Task material -
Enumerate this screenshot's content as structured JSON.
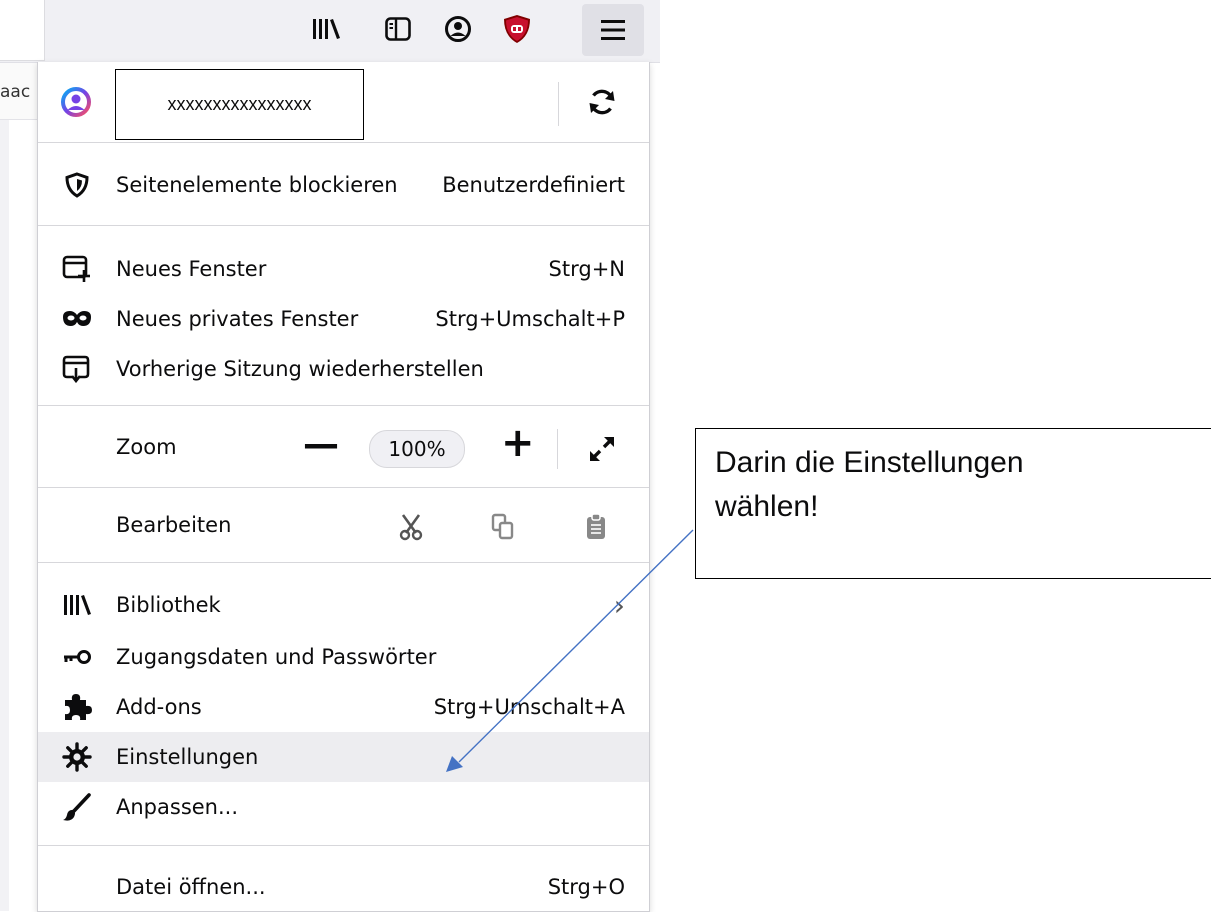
{
  "toolbar": {
    "icons": [
      "library-icon",
      "sidebar-icon",
      "account-icon",
      "ublock-icon",
      "hamburger-menu-icon"
    ]
  },
  "bookmarks": {
    "partial_text": "aac"
  },
  "menu": {
    "account": {
      "email": "xxxxxxxxxxxxxxxx"
    },
    "tracking": {
      "label": "Seitenelemente blockieren",
      "value": "Benutzerdefiniert"
    },
    "new_window": {
      "label": "Neues Fenster",
      "shortcut": "Strg+N"
    },
    "private_window": {
      "label": "Neues privates Fenster",
      "shortcut": "Strg+Umschalt+P"
    },
    "restore_session": {
      "label": "Vorherige Sitzung wiederherstellen"
    },
    "zoom": {
      "label": "Zoom",
      "minus": "—",
      "value": "100%",
      "plus": "+"
    },
    "edit": {
      "label": "Bearbeiten"
    },
    "library": {
      "label": "Bibliothek",
      "chevron": "›"
    },
    "logins": {
      "label": "Zugangsdaten und Passwörter"
    },
    "addons": {
      "label": "Add-ons",
      "shortcut": "Strg+Umschalt+A"
    },
    "settings": {
      "label": "Einstellungen"
    },
    "customize": {
      "label": "Anpassen..."
    },
    "open_file": {
      "label": "Datei öffnen...",
      "shortcut": "Strg+O"
    }
  },
  "annotation": {
    "line1": "Darin die Einstellungen",
    "line2": "wählen!",
    "arrow_color": "#4472c4"
  },
  "colors": {
    "account_accent": "#7542e5",
    "ublock_red": "#800000",
    "highlight": "#ededf0"
  }
}
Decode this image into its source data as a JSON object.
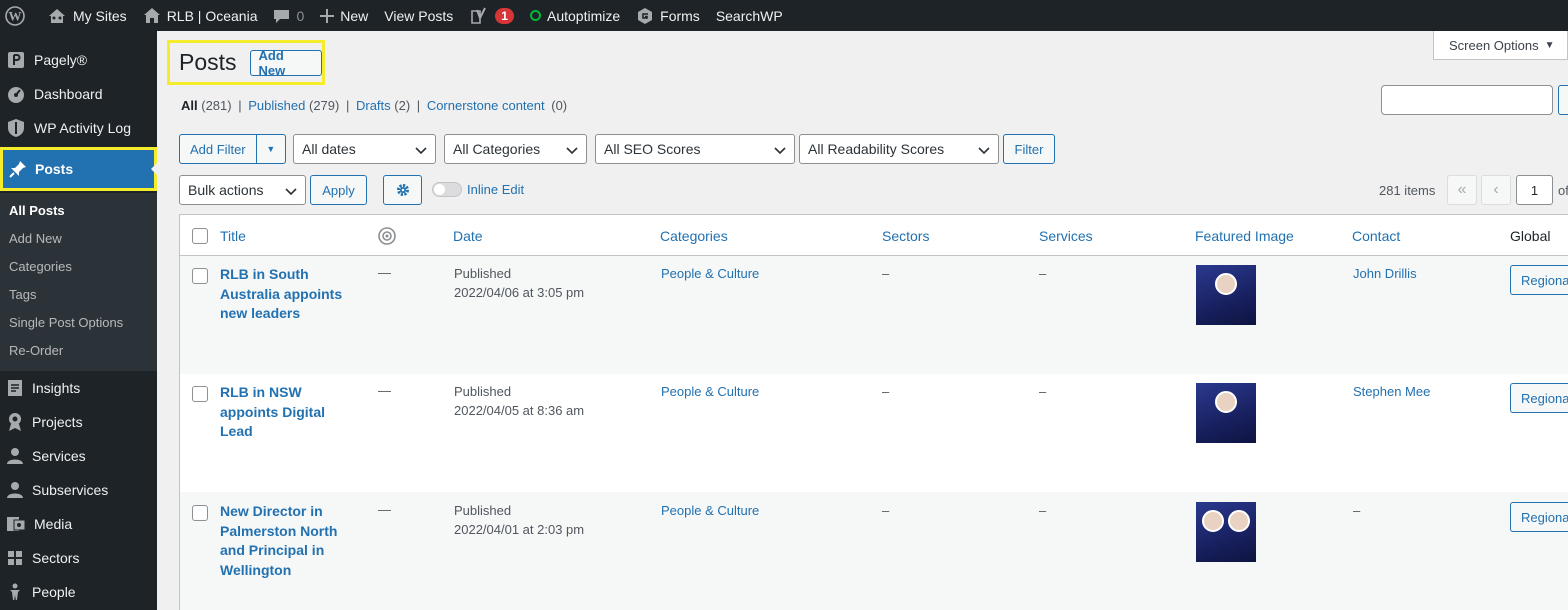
{
  "adminbar": {
    "my_sites": "My Sites",
    "site": "RLB | Oceania",
    "comments": "0",
    "new": "New",
    "view_posts": "View Posts",
    "yoast_count": "1",
    "autoptimize": "Autoptimize",
    "forms": "Forms",
    "searchwp": "SearchWP"
  },
  "sidebar": {
    "items": [
      "Pagely®",
      "Dashboard",
      "WP Activity Log",
      "Posts"
    ],
    "submenu": [
      "All Posts",
      "Add New",
      "Categories",
      "Tags",
      "Single Post Options",
      "Re-Order"
    ],
    "items2": [
      "Insights",
      "Projects",
      "Services",
      "Subservices",
      "Media",
      "Sectors",
      "People"
    ]
  },
  "screen_options": "Screen Options",
  "page": {
    "title": "Posts",
    "add_new": "Add New"
  },
  "views": {
    "all": "All",
    "all_count": "(281)",
    "published": "Published",
    "published_count": "(279)",
    "drafts": "Drafts",
    "drafts_count": "(2)",
    "cornerstone": "Cornerstone content",
    "cornerstone_count": "(0)",
    "sep": "|"
  },
  "filters": {
    "add_filter": "Add Filter",
    "dates": "All dates",
    "categories": "All Categories",
    "seo": "All SEO Scores",
    "readability": "All Readability Scores",
    "filter": "Filter"
  },
  "bulk": {
    "actions": "Bulk actions",
    "apply": "Apply",
    "inline_edit": "Inline Edit"
  },
  "pagination": {
    "items": "281 items",
    "first": "«",
    "prev": "‹",
    "current": "1",
    "of": "of"
  },
  "columns": {
    "title": "Title",
    "date": "Date",
    "categories": "Categories",
    "sectors": "Sectors",
    "services": "Services",
    "featured": "Featured Image",
    "contact": "Contact",
    "global": "Global"
  },
  "rows": [
    {
      "title": "RLB in South Australia appoints new leaders",
      "seo": "—",
      "status": "Published",
      "date": "2022/04/06 at 3:05 pm",
      "category": "People & Culture",
      "sectors": "–",
      "services": "–",
      "contact": "John Drillis",
      "global": "Regional"
    },
    {
      "title": "RLB in NSW appoints Digital Lead",
      "seo": "—",
      "status": "Published",
      "date": "2022/04/05 at 8:36 am",
      "category": "People & Culture",
      "sectors": "–",
      "services": "–",
      "contact": "Stephen Mee",
      "global": "Regional"
    },
    {
      "title": "New Director in Palmerston North and Principal in Wellington",
      "seo": "—",
      "status": "Published",
      "date": "2022/04/01 at 2:03 pm",
      "category": "People & Culture",
      "sectors": "–",
      "services": "–",
      "contact": "–",
      "global": "Regional"
    }
  ]
}
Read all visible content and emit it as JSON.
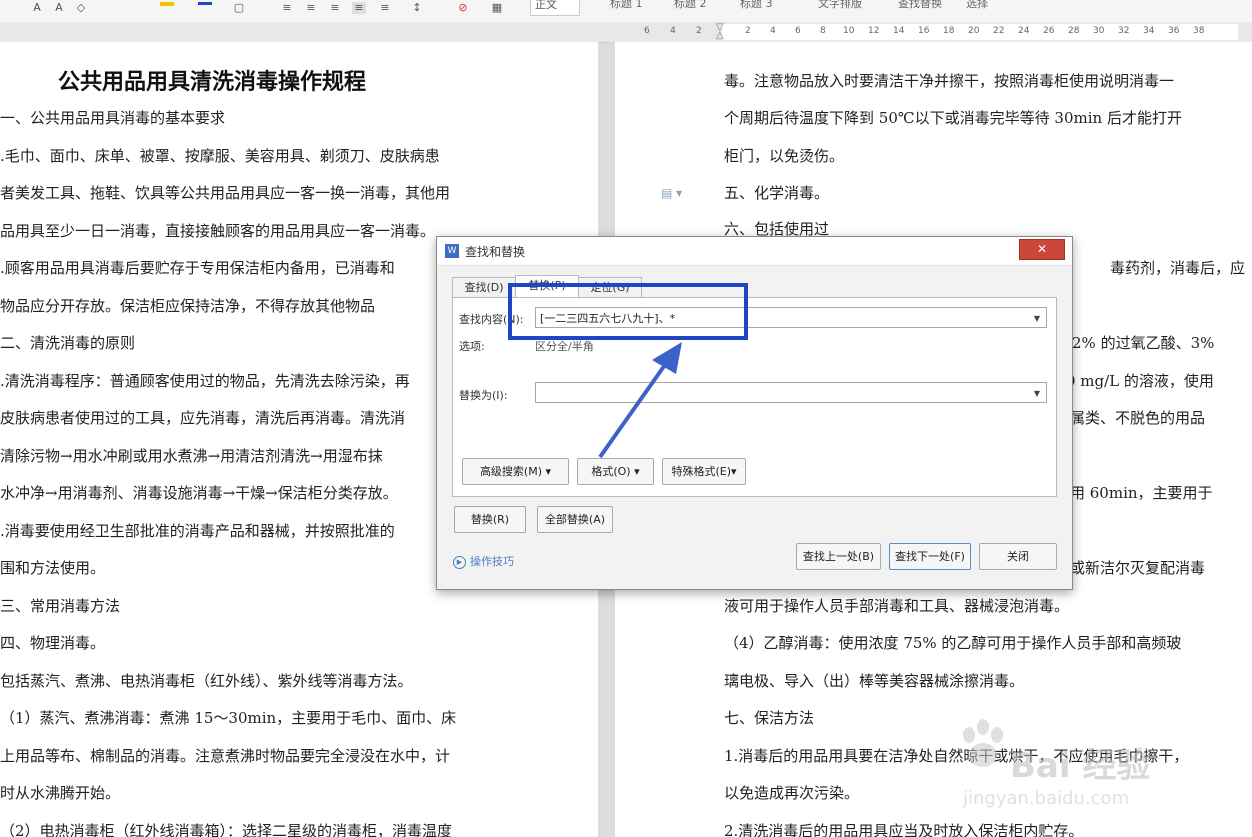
{
  "toolbar": {
    "styles": [
      "正文",
      "标题 1",
      "标题 2",
      "标题 3"
    ],
    "text_layout": "文字排版",
    "find_replace": "查找替换",
    "select": "选择"
  },
  "ruler_numbers": [
    "6",
    "4",
    "2",
    "2",
    "4",
    "6",
    "8",
    "10",
    "12",
    "14",
    "16",
    "18",
    "20",
    "22",
    "24",
    "26",
    "28",
    "30",
    "32",
    "34",
    "36",
    "38"
  ],
  "document": {
    "title": "公共用品用具清洗消毒操作规程",
    "left_lines": [
      "一、公共用品用具消毒的基本要求",
      ".毛巾、面巾、床单、被罩、按摩服、美容用具、剃须刀、皮肤病患",
      "者美发工具、拖鞋、饮具等公共用品用具应一客一换一消毒，其他用",
      "品用具至少一日一消毒，直接接触顾客的用品用具应一客一消毒。",
      ".顾客用品用具消毒后要贮存于专用保洁柜内备用，已消毒和",
      "物品应分开存放。保洁柜应保持洁净，不得存放其他物品",
      "二、清洗消毒的原则",
      ".清洗消毒程序：普通顾客使用过的物品，先清洗去除污染，再",
      "皮肤病患者使用过的工具，应先消毒，清洗后再消毒。清洗消",
      "清除污物→用水冲刷或用水煮沸→用清洁剂清洗→用湿布抹",
      "水冲净→用消毒剂、消毒设施消毒→干燥→保洁柜分类存放。",
      ".消毒要使用经卫生部批准的消毒产品和器械，并按照批准的",
      "围和方法使用。",
      "三、常用消毒方法",
      "四、物理消毒。",
      "包括蒸汽、煮沸、电热消毒柜（红外线）、紫外线等消毒方法。",
      "（1）蒸汽、煮沸消毒：煮沸 15～30min，主要用于毛巾、面巾、床",
      "上用品等布、棉制品的消毒。注意煮沸时物品要完全浸没在水中，计",
      "时从水沸腾开始。",
      "（2）电热消毒柜（红外线消毒箱）：选择二星级的消毒柜，消毒温度"
    ],
    "right_lines": [
      "毒。注意物品放入时要清洁干净并擦干，按照消毒柜使用说明消毒一",
      "个周期后待温度下降到 50℃以下或消毒完毕等待 30min 后才能打开",
      "柜门，以免烫伤。",
      "五、化学消毒。",
      "六、包括使用过",
      "毒药剂，消毒后，应",
      "",
      "2% 的过氧乙酸、3%",
      "0 mg/L 的溶液，使用",
      "属类、不脱色的用品",
      "",
      "用 60min，主要用于",
      "",
      "或新洁尔灭复配消毒",
      "液可用于操作人员手部消毒和工具、器械浸泡消毒。",
      "（4）乙醇消毒：使用浓度 75% 的乙醇可用于操作人员手部和高频玻",
      "璃电极、导入（出）棒等美容器械涂擦消毒。",
      "七、保洁方法",
      "1.消毒后的用品用具要在洁净处自然晾干或烘干，不应使用毛巾擦干，",
      "以免造成再次污染。",
      "2.清洗消毒后的用品用具应当及时放入保洁柜内贮存。"
    ]
  },
  "dialog": {
    "title": "查找和替换",
    "close_label": "✕",
    "tabs": [
      "查找(D)",
      "替换(P)",
      "定位(G)"
    ],
    "find_label": "查找内容(N):",
    "find_value": "[一二三四五六七八九十]、*",
    "options_label": "选项:",
    "options_value": "区分全/半角",
    "replace_label": "替换为(I):",
    "replace_value": "",
    "advanced_search": "高级搜索(M)",
    "format": "格式(O)",
    "special_format": "特殊格式(E)",
    "replace_btn": "替换(R)",
    "replace_all_btn": "全部替换(A)",
    "help_link": "操作技巧",
    "find_prev": "查找上一处(B)",
    "find_next": "查找下一处(F)",
    "close_btn": "关闭"
  },
  "watermark": {
    "brand": "Bai 经验",
    "url": "jingyan.baidu.com"
  },
  "colors": {
    "highlight": "#2046c8",
    "arrow": "#3a62c8",
    "close_button": "#c9483a"
  }
}
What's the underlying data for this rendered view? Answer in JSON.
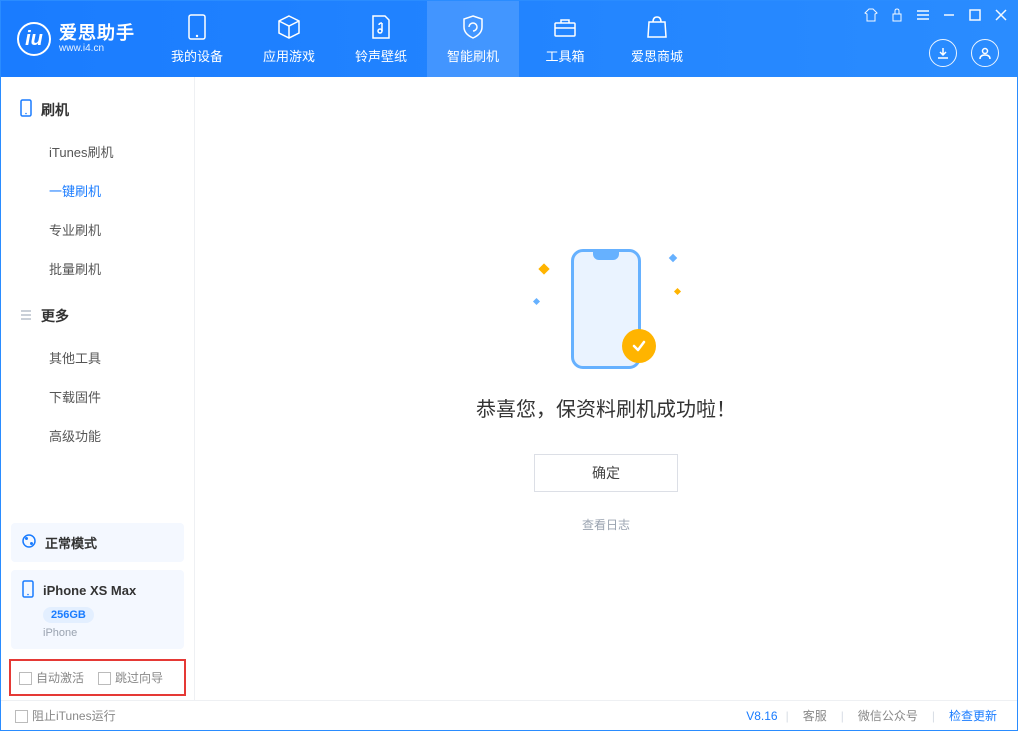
{
  "app": {
    "logo_title": "爱思助手",
    "logo_sub": "www.i4.cn"
  },
  "nav": [
    {
      "label": "我的设备"
    },
    {
      "label": "应用游戏"
    },
    {
      "label": "铃声壁纸"
    },
    {
      "label": "智能刷机"
    },
    {
      "label": "工具箱"
    },
    {
      "label": "爱思商城"
    }
  ],
  "sidebar": {
    "section1_title": "刷机",
    "section1_items": [
      {
        "label": "iTunes刷机"
      },
      {
        "label": "一键刷机",
        "active": true
      },
      {
        "label": "专业刷机"
      },
      {
        "label": "批量刷机"
      }
    ],
    "section2_title": "更多",
    "section2_items": [
      {
        "label": "其他工具"
      },
      {
        "label": "下载固件"
      },
      {
        "label": "高级功能"
      }
    ],
    "mode_label": "正常模式",
    "device_name": "iPhone XS Max",
    "device_storage": "256GB",
    "device_type": "iPhone",
    "checkbox1": "自动激活",
    "checkbox2": "跳过向导"
  },
  "main": {
    "success_msg": "恭喜您，保资料刷机成功啦！",
    "ok_label": "确定",
    "log_link": "查看日志"
  },
  "footer": {
    "block_itunes": "阻止iTunes运行",
    "version": "V8.16",
    "links": [
      {
        "label": "客服"
      },
      {
        "label": "微信公众号"
      },
      {
        "label": "检查更新"
      }
    ]
  }
}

Problem to solve - The lines from the one holding "What's the underlying" through the end of the material above are to be echoed exactly, both ends included. Do not include pictures.

Task response -
What's the underlying data for this rendered view? Answer in JSON.
{
  "app": {
    "logo_title": "爱思助手",
    "logo_sub": "www.i4.cn"
  },
  "nav": [
    {
      "label": "我的设备"
    },
    {
      "label": "应用游戏"
    },
    {
      "label": "铃声壁纸"
    },
    {
      "label": "智能刷机"
    },
    {
      "label": "工具箱"
    },
    {
      "label": "爱思商城"
    }
  ],
  "sidebar": {
    "section1_title": "刷机",
    "section1_items": [
      {
        "label": "iTunes刷机"
      },
      {
        "label": "一键刷机",
        "active": true
      },
      {
        "label": "专业刷机"
      },
      {
        "label": "批量刷机"
      }
    ],
    "section2_title": "更多",
    "section2_items": [
      {
        "label": "其他工具"
      },
      {
        "label": "下载固件"
      },
      {
        "label": "高级功能"
      }
    ],
    "mode_label": "正常模式",
    "device_name": "iPhone XS Max",
    "device_storage": "256GB",
    "device_type": "iPhone",
    "checkbox1": "自动激活",
    "checkbox2": "跳过向导"
  },
  "main": {
    "success_msg": "恭喜您，保资料刷机成功啦！",
    "ok_label": "确定",
    "log_link": "查看日志"
  },
  "footer": {
    "block_itunes": "阻止iTunes运行",
    "version": "V8.16",
    "links": [
      {
        "label": "客服"
      },
      {
        "label": "微信公众号"
      },
      {
        "label": "检查更新"
      }
    ]
  }
}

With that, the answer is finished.